Problem to solve: Search the entries for the word "text" and pull out each line that has it.

Figure data in JSON
◇ ◇ ◇ ◇ ◇
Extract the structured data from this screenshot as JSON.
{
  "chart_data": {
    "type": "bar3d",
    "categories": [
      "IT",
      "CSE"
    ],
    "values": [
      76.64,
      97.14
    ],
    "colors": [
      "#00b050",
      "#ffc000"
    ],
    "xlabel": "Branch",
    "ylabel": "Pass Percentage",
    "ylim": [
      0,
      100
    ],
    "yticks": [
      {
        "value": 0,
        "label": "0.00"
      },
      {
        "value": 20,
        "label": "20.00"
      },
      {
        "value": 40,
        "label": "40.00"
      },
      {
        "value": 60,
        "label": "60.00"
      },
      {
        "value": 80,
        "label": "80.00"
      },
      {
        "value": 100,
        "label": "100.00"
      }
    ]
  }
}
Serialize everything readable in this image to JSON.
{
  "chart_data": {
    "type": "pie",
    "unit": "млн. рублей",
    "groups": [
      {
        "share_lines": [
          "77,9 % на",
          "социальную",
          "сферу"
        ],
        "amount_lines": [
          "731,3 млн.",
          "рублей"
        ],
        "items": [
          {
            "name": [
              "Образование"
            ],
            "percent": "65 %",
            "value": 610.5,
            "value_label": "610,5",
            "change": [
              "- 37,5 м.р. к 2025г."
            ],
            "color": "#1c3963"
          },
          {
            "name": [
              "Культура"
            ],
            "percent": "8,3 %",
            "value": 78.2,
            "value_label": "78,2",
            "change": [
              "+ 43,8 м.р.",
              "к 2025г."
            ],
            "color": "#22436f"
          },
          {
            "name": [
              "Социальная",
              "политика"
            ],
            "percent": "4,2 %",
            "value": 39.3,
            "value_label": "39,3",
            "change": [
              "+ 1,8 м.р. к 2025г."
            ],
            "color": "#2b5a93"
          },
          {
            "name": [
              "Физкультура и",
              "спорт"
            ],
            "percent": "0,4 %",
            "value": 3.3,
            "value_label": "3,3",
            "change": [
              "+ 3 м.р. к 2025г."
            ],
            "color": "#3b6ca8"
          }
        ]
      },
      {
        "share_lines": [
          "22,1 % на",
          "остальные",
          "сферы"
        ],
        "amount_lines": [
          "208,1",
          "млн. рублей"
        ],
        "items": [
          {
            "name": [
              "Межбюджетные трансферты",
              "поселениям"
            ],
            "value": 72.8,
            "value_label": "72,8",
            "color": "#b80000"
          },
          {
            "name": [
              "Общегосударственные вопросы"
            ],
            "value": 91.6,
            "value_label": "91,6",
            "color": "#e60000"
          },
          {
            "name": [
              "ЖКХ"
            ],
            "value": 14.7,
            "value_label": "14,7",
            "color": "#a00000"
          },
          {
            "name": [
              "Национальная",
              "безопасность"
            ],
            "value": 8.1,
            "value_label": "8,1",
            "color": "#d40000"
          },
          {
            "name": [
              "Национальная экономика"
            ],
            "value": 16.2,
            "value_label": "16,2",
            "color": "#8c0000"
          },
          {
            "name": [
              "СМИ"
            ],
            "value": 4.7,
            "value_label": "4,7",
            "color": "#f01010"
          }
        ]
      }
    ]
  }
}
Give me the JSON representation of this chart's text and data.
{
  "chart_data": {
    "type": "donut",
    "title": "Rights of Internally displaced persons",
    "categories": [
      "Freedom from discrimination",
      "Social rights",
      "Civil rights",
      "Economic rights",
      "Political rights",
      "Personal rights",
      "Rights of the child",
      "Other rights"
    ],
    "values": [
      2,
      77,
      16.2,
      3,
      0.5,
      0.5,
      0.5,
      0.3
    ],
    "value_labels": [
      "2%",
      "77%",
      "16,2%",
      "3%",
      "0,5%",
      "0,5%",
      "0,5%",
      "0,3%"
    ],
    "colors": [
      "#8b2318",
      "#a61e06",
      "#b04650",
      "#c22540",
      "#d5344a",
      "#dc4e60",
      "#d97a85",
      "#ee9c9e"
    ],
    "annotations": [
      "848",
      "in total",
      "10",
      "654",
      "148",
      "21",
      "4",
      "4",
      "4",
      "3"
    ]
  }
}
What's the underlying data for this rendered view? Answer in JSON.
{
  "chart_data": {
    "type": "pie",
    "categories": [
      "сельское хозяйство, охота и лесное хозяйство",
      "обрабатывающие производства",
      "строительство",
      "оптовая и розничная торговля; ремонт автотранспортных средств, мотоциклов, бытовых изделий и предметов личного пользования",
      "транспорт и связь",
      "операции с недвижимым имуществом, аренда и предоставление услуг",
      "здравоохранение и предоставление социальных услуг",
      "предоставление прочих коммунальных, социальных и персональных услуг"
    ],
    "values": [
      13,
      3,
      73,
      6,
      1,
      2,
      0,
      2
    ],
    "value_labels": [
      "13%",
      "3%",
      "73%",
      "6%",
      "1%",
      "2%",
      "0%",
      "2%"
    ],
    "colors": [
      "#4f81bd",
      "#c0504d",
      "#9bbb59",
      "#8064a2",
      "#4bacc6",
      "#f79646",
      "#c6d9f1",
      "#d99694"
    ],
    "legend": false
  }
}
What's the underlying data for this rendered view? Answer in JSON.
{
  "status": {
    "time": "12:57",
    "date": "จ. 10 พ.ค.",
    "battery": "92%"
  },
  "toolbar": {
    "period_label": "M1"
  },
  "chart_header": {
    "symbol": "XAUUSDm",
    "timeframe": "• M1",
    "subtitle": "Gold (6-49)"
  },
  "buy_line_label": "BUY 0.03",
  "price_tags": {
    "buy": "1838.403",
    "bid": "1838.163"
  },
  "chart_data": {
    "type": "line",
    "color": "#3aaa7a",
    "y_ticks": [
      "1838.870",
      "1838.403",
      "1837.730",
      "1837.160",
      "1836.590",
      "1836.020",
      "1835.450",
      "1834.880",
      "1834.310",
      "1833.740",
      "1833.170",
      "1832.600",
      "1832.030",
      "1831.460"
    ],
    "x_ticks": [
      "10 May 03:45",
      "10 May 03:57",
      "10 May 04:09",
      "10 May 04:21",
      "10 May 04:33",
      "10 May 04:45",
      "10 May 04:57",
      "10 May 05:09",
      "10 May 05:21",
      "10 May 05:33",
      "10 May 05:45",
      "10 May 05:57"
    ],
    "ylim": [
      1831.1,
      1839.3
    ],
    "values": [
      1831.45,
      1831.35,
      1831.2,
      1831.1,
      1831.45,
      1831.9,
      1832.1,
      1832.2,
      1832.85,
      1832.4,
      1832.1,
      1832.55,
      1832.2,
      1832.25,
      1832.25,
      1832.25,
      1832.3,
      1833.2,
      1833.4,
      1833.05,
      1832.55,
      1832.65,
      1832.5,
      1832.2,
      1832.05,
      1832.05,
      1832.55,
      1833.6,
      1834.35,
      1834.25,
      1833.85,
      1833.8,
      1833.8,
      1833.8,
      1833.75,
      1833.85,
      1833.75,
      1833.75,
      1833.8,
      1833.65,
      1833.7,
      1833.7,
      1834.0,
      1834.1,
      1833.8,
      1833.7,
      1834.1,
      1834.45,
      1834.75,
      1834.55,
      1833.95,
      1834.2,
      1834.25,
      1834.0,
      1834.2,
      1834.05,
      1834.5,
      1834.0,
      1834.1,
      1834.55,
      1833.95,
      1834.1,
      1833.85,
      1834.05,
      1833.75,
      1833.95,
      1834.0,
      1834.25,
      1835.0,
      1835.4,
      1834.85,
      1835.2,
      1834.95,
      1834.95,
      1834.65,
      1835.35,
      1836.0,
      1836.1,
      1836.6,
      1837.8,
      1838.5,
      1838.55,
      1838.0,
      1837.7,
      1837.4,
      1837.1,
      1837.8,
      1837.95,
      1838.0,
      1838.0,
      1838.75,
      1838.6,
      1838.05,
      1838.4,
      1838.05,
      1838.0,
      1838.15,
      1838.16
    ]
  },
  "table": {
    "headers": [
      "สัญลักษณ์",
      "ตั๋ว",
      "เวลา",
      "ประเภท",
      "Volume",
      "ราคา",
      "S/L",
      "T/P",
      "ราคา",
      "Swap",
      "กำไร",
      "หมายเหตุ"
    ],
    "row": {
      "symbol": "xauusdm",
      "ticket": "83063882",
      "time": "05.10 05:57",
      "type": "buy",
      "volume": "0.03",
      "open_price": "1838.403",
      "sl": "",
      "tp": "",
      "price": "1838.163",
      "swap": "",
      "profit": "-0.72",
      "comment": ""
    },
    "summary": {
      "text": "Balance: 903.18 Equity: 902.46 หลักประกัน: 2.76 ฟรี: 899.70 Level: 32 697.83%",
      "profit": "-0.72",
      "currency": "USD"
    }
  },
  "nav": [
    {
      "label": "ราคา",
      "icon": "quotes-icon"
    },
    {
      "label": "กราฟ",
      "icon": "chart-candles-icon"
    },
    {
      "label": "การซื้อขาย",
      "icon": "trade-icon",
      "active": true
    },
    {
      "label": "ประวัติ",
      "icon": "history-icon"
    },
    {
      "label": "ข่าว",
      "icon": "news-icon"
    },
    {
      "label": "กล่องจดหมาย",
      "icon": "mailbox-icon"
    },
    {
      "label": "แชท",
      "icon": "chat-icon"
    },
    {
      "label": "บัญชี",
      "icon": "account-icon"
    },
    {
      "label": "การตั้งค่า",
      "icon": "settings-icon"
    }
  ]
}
◇ ◇ ◇ ◇ ◇
Full output:
Give me the JSON representation of this chart's text and data.
      "text": "Balance: 903.18 Equity: 902.46 หลักประกัน: 2.76 ฟรี: 899.70 Level: 32 697.83%",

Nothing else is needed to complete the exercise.